**Challenge**
Copy the lines below word for word, beginning with the line containing "rating-cell-4[interactable] xyxy=(554,623,593,642)" and ending with the line containing "rating-header-1: 1 xyxy=(673,585,717,623)", both included.

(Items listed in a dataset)
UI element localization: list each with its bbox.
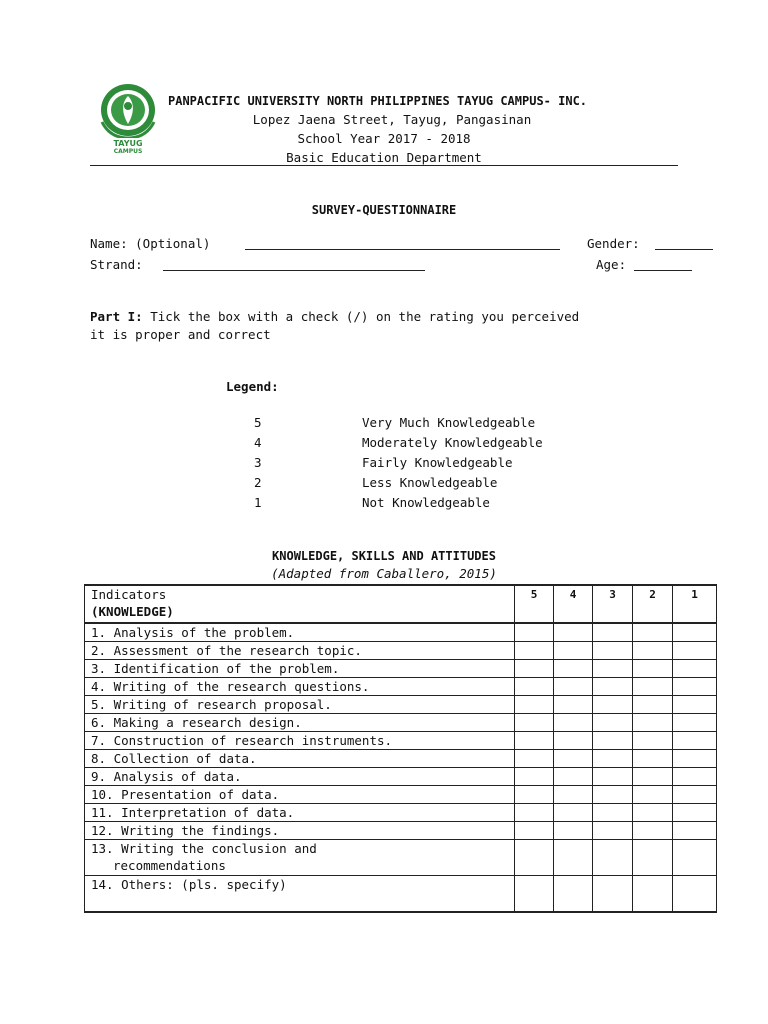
rating-cell-4[interactable] xyxy=(554,623,593,642)
indicator: 12. Writing the findings. xyxy=(85,822,515,840)
rating-cell-3[interactable] xyxy=(593,696,633,714)
survey-title: SURVEY-QUESTIONNAIRE xyxy=(311,203,457,217)
header-section: (KNOWLEDGE) xyxy=(91,604,174,619)
rating-cell-1[interactable] xyxy=(673,822,717,840)
indicator: 8. Collection of data. xyxy=(85,750,515,768)
legend-label: Fairly Knowledgeable xyxy=(362,455,513,470)
knowledge-rating-table xyxy=(84,584,717,913)
rating-cell-2[interactable] xyxy=(633,876,673,913)
school-logo-seal xyxy=(94,82,162,154)
age-field[interactable] xyxy=(634,257,692,271)
part1-label: Part I: xyxy=(90,309,143,324)
strand-field[interactable] xyxy=(163,257,425,271)
rating-cell-2[interactable] xyxy=(633,804,673,822)
rating-cell-1[interactable] xyxy=(673,768,717,786)
rating-header-2: 2 xyxy=(633,585,673,623)
table-subtitle: (Adapted from Caballero, 2015) xyxy=(271,566,497,581)
legend-title: Legend: xyxy=(226,379,279,394)
table-row xyxy=(85,822,717,840)
rating-header-1: 1 xyxy=(673,585,717,623)
rating-header-3: 3 xyxy=(593,585,633,623)
table-row xyxy=(85,642,717,660)
legend-value: 1 xyxy=(254,495,262,510)
legend-value: 2 xyxy=(254,475,262,490)
rating-cell-1[interactable] xyxy=(673,876,717,913)
rating-cell-4[interactable] xyxy=(554,840,593,876)
gender-label: Gender: xyxy=(587,236,640,251)
table-row xyxy=(85,696,717,714)
logo-text-line2: CAMPUS xyxy=(113,148,143,154)
rating-cell-3[interactable] xyxy=(593,678,633,696)
indicator: 4. Writing of the research questions. xyxy=(85,678,515,696)
rating-cell-4[interactable] xyxy=(554,696,593,714)
rating-cell-4[interactable] xyxy=(554,714,593,732)
indicator: 3. Identification of the problem. xyxy=(85,660,515,678)
rating-cell-4[interactable] xyxy=(554,768,593,786)
rating-cell-4[interactable] xyxy=(554,822,593,840)
rating-cell-5[interactable] xyxy=(515,732,554,750)
header-indicators-cell xyxy=(85,585,515,623)
table-title: KNOWLEDGE, SKILLS AND ATTITUDES xyxy=(272,549,496,563)
rating-cell-2[interactable] xyxy=(633,714,673,732)
rating-cell-3[interactable] xyxy=(593,840,633,876)
rating-cell-4[interactable] xyxy=(554,876,593,913)
rating-cell-3[interactable] xyxy=(593,822,633,840)
rating-cell-1[interactable] xyxy=(673,714,717,732)
rating-cell-2[interactable] xyxy=(633,786,673,804)
rating-cell-3[interactable] xyxy=(593,768,633,786)
rating-cell-1[interactable] xyxy=(673,623,717,642)
strand-label: Strand: xyxy=(90,257,143,272)
department: Basic Education Department xyxy=(286,150,482,165)
rating-cell-2[interactable] xyxy=(633,642,673,660)
rating-cell-1[interactable] xyxy=(673,642,717,660)
rating-cell-2[interactable] xyxy=(633,840,673,876)
legend-label: Not Knowledgeable xyxy=(362,495,490,510)
rating-cell-2[interactable] xyxy=(633,660,673,678)
rating-cell-5[interactable] xyxy=(515,623,554,642)
gender-field[interactable] xyxy=(655,236,713,250)
rating-cell-5[interactable] xyxy=(515,660,554,678)
table-row xyxy=(85,714,717,732)
rating-cell-3[interactable] xyxy=(593,660,633,678)
rating-cell-2[interactable] xyxy=(633,768,673,786)
rating-cell-2[interactable] xyxy=(633,623,673,642)
rating-cell-5[interactable] xyxy=(515,696,554,714)
rating-cell-3[interactable] xyxy=(593,804,633,822)
legend-label: Less Knowledgeable xyxy=(362,475,498,490)
age-label: Age: xyxy=(596,257,627,272)
table-row xyxy=(85,623,717,642)
rating-cell-3[interactable] xyxy=(593,786,633,804)
part1-instruction-line1 xyxy=(90,309,579,324)
rating-cell-1[interactable] xyxy=(673,750,717,768)
indicator-cell xyxy=(85,840,515,876)
legend-value: 3 xyxy=(254,455,262,470)
rating-cell-1[interactable] xyxy=(673,660,717,678)
table-row xyxy=(85,678,717,696)
rating-cell-3[interactable] xyxy=(593,623,633,642)
name-field[interactable] xyxy=(245,236,560,250)
table-row xyxy=(85,786,717,804)
rating-cell-5[interactable] xyxy=(515,642,554,660)
rating-cell-1[interactable] xyxy=(673,678,717,696)
rating-cell-5[interactable] xyxy=(515,678,554,696)
rating-cell-4[interactable] xyxy=(554,660,593,678)
rating-cell-5[interactable] xyxy=(515,714,554,732)
indicator: 1. Analysis of the problem. xyxy=(85,623,515,642)
legend-value: 5 xyxy=(254,415,262,430)
rating-cell-3[interactable] xyxy=(593,732,633,750)
rating-cell-2[interactable] xyxy=(633,696,673,714)
rating-cell-4[interactable] xyxy=(554,642,593,660)
indicator: 7. Construction of research instruments. xyxy=(85,732,515,750)
school-year: School Year 2017 - 2018 xyxy=(297,131,471,146)
school-address: Lopez Jaena Street, Tayug, Pangasinan xyxy=(252,112,532,127)
header-indicators: Indicators xyxy=(91,587,167,602)
legend-value: 4 xyxy=(254,435,262,450)
school-name: PANPACIFIC UNIVERSITY NORTH PHILIPPINES TAYUG CAMPUS- INC. xyxy=(168,94,588,108)
rating-cell-2[interactable] xyxy=(633,732,673,750)
rating-cell-5[interactable] xyxy=(515,876,554,913)
indicator: 6. Making a research design. xyxy=(85,714,515,732)
table-header-row xyxy=(85,585,717,623)
rating-cell-5[interactable] xyxy=(515,840,554,876)
indicator: 2. Assessment of the research topic. xyxy=(85,642,515,660)
rating-cell-2[interactable] xyxy=(633,678,673,696)
rating-cell-2[interactable] xyxy=(633,750,673,768)
rating-cell-5[interactable] xyxy=(515,804,554,822)
rating-cell-3[interactable] xyxy=(593,642,633,660)
rating-cell-4[interactable] xyxy=(554,786,593,804)
rating-header-5: 5 xyxy=(515,585,554,623)
rating-cell-4[interactable] xyxy=(554,678,593,696)
indicator: 13. Writing the conclusion and xyxy=(91,841,317,856)
table-row xyxy=(85,840,717,876)
indicator-continuation: recommendations xyxy=(113,858,226,873)
indicator: 5. Writing of research proposal. xyxy=(85,696,515,714)
rating-cell-5[interactable] xyxy=(515,768,554,786)
indicator: 9. Analysis of data. xyxy=(85,768,515,786)
rating-cell-3[interactable] xyxy=(593,714,633,732)
rating-cell-3[interactable] xyxy=(593,750,633,768)
rating-cell-2[interactable] xyxy=(633,822,673,840)
rating-cell-1[interactable] xyxy=(673,786,717,804)
table-row xyxy=(85,732,717,750)
rating-cell-5[interactable] xyxy=(515,822,554,840)
legend-label: Moderately Knowledgeable xyxy=(362,435,543,450)
logo-text-line1: TAYUG xyxy=(113,139,143,148)
rating-cell-1[interactable] xyxy=(673,840,717,876)
table-row xyxy=(85,768,717,786)
rating-cell-1[interactable] xyxy=(673,804,717,822)
indicator: 10. Presentation of data. xyxy=(85,786,515,804)
table-row xyxy=(85,750,717,768)
indicator: 14. Others: (pls. specify) xyxy=(85,876,515,913)
legend-label: Very Much Knowledgeable xyxy=(362,415,536,430)
rating-cell-5[interactable] xyxy=(515,786,554,804)
part1-instruction-text: Tick the box with a check (/) on the rating you perceived xyxy=(142,309,580,324)
indicator: 11. Interpretation of data. xyxy=(85,804,515,822)
table-row xyxy=(85,876,717,913)
rating-cell-4[interactable] xyxy=(554,750,593,768)
rating-cell-5[interactable] xyxy=(515,750,554,768)
header-rule xyxy=(90,165,678,166)
name-label: Name: (Optional) xyxy=(90,236,211,251)
rating-header-4: 4 xyxy=(554,585,593,623)
table-row xyxy=(85,804,717,822)
part1-instruction-line2: it is proper and correct xyxy=(90,327,271,342)
rating-cell-1[interactable] xyxy=(673,696,717,714)
rating-cell-4[interactable] xyxy=(554,732,593,750)
rating-cell-3[interactable] xyxy=(593,876,633,913)
rating-cell-4[interactable] xyxy=(554,804,593,822)
table-row xyxy=(85,660,717,678)
rating-cell-1[interactable] xyxy=(673,732,717,750)
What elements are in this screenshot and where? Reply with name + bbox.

**Written answer**
rating-cell-4[interactable] xyxy=(554,623,593,642)
indicator: 12. Writing the findings. xyxy=(85,822,515,840)
rating-cell-3[interactable] xyxy=(593,696,633,714)
survey-title: SURVEY-QUESTIONNAIRE xyxy=(311,203,457,217)
header-section: (KNOWLEDGE) xyxy=(91,604,174,619)
rating-cell-1[interactable] xyxy=(673,822,717,840)
indicator: 8. Collection of data. xyxy=(85,750,515,768)
legend-label: Fairly Knowledgeable xyxy=(362,455,513,470)
knowledge-rating-table xyxy=(84,584,717,913)
rating-cell-2[interactable] xyxy=(633,876,673,913)
school-logo-seal xyxy=(94,82,162,154)
age-field[interactable] xyxy=(634,257,692,271)
part1-label: Part I: xyxy=(90,309,143,324)
strand-field[interactable] xyxy=(163,257,425,271)
rating-cell-2[interactable] xyxy=(633,804,673,822)
rating-cell-1[interactable] xyxy=(673,768,717,786)
rating-header-2: 2 xyxy=(633,585,673,623)
table-subtitle: (Adapted from Caballero, 2015) xyxy=(271,566,497,581)
legend-title: Legend: xyxy=(226,379,279,394)
table-row xyxy=(85,822,717,840)
rating-header-1: 1 xyxy=(673,585,717,623)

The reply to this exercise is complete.